>>>
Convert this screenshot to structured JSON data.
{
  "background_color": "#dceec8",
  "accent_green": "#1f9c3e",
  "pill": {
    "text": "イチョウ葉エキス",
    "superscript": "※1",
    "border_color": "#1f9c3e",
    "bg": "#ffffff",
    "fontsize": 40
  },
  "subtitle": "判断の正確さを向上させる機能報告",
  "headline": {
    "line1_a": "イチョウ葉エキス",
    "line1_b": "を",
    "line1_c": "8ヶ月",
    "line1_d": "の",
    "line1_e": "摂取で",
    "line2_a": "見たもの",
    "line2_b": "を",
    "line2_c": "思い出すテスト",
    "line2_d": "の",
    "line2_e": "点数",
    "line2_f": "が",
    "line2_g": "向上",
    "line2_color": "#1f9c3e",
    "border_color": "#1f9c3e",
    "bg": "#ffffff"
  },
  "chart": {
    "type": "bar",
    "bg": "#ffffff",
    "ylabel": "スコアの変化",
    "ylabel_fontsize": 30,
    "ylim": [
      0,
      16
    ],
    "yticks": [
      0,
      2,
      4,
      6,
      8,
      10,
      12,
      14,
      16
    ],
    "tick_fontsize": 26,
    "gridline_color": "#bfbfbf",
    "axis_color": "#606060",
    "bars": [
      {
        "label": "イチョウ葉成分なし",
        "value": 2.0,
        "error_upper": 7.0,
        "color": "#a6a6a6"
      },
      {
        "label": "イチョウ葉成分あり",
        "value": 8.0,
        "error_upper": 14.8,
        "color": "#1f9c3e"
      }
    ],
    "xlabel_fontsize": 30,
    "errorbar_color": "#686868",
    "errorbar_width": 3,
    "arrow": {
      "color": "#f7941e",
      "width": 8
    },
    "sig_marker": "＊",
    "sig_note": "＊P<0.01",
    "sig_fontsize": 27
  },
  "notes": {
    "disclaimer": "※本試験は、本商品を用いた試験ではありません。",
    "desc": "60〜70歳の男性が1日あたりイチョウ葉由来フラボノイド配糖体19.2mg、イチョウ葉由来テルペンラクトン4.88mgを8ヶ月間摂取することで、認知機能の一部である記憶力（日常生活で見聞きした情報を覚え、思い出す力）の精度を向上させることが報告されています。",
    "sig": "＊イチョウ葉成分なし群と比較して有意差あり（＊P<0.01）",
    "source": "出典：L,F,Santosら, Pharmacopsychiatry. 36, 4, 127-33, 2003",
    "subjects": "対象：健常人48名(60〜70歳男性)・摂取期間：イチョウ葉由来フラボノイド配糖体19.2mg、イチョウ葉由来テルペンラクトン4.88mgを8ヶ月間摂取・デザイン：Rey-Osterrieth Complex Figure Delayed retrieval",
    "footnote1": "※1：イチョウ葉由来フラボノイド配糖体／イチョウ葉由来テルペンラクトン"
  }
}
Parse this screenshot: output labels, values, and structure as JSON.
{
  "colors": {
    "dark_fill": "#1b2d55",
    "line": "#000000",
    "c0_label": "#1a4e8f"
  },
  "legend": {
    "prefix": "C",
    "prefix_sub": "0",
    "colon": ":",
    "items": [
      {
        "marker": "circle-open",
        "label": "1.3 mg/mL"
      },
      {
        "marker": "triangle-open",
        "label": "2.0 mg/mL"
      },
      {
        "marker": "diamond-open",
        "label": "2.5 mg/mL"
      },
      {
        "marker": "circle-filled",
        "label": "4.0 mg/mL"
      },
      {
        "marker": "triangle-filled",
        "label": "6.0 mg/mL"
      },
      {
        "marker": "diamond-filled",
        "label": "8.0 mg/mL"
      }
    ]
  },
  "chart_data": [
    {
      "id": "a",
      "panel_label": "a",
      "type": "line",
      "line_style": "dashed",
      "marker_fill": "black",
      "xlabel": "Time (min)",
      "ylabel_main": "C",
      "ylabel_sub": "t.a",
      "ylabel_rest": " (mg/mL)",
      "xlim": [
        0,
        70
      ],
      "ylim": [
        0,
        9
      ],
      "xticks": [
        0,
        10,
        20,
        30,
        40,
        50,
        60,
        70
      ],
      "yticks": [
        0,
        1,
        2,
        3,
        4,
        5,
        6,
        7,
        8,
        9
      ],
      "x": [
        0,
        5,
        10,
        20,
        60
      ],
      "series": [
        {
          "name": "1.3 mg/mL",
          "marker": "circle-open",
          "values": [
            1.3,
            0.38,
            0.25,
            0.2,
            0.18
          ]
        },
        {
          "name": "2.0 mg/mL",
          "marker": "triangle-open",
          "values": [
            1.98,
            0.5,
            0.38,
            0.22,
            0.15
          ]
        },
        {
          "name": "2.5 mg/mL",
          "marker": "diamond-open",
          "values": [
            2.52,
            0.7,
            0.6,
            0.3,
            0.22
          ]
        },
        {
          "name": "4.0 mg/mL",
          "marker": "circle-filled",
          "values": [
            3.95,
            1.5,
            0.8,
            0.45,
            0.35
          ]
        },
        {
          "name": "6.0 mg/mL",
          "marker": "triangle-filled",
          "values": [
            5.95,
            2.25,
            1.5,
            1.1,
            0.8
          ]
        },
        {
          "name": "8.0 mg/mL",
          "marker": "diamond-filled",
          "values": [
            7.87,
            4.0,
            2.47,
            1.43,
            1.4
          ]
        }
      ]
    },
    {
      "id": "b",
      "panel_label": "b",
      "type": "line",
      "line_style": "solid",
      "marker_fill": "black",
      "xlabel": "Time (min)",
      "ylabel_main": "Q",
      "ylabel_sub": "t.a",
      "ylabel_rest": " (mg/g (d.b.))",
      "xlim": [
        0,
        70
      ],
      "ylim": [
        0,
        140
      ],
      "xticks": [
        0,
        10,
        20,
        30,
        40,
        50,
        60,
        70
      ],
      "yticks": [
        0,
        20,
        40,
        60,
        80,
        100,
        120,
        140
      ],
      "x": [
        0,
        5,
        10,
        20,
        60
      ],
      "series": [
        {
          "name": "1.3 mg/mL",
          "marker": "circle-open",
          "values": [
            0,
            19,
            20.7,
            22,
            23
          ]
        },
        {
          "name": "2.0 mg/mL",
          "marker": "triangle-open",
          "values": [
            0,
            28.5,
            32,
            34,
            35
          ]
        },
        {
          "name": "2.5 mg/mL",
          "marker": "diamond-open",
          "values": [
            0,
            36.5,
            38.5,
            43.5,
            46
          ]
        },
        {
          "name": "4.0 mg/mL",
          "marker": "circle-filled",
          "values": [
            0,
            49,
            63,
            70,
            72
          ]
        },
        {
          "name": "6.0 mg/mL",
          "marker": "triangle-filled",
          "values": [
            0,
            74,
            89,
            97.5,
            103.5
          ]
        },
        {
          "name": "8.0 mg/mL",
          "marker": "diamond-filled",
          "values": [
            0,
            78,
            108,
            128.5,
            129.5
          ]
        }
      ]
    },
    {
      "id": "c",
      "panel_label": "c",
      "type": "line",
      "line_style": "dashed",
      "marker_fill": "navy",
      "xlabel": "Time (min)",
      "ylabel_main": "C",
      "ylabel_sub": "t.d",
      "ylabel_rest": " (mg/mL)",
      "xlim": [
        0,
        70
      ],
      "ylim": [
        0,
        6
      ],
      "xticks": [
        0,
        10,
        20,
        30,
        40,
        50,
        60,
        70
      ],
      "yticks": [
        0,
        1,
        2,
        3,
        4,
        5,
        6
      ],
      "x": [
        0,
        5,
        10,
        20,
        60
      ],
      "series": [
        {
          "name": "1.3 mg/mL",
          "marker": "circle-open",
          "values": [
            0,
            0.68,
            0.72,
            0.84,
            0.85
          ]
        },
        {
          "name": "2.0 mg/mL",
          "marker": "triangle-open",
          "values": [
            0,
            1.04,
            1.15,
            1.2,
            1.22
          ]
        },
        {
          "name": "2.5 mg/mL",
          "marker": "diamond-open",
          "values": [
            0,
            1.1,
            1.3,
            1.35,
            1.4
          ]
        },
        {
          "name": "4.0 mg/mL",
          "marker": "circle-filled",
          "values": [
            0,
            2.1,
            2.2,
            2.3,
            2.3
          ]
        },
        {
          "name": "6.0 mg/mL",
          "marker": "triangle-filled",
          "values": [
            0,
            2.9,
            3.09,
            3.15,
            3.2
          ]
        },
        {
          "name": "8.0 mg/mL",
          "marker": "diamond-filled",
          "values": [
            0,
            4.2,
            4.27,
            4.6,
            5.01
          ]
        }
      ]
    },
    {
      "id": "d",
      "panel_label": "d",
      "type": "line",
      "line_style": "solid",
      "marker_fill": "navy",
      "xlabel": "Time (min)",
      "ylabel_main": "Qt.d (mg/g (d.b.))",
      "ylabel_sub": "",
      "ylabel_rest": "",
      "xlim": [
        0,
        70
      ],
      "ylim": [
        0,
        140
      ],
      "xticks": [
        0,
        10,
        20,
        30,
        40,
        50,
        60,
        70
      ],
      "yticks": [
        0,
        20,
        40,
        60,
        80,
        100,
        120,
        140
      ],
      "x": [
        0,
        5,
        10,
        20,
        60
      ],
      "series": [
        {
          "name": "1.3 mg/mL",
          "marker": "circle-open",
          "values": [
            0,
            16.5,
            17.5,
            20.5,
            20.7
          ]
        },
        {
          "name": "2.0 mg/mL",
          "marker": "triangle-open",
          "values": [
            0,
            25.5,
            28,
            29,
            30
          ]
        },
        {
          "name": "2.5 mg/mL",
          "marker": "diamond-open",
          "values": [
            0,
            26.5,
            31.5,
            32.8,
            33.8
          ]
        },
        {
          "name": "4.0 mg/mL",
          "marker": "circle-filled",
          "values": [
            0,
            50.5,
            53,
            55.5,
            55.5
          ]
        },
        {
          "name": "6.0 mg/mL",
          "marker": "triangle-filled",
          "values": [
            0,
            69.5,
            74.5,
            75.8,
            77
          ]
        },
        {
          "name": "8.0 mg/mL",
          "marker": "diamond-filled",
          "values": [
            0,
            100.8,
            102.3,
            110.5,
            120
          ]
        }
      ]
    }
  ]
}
<<<
— Objective —
Which lines of the data above contain "this"? Copy each one.

— Expected answer —
Convert this screenshot to structured JSON data.
Parse this screenshot: output labels, values, and structure as JSON.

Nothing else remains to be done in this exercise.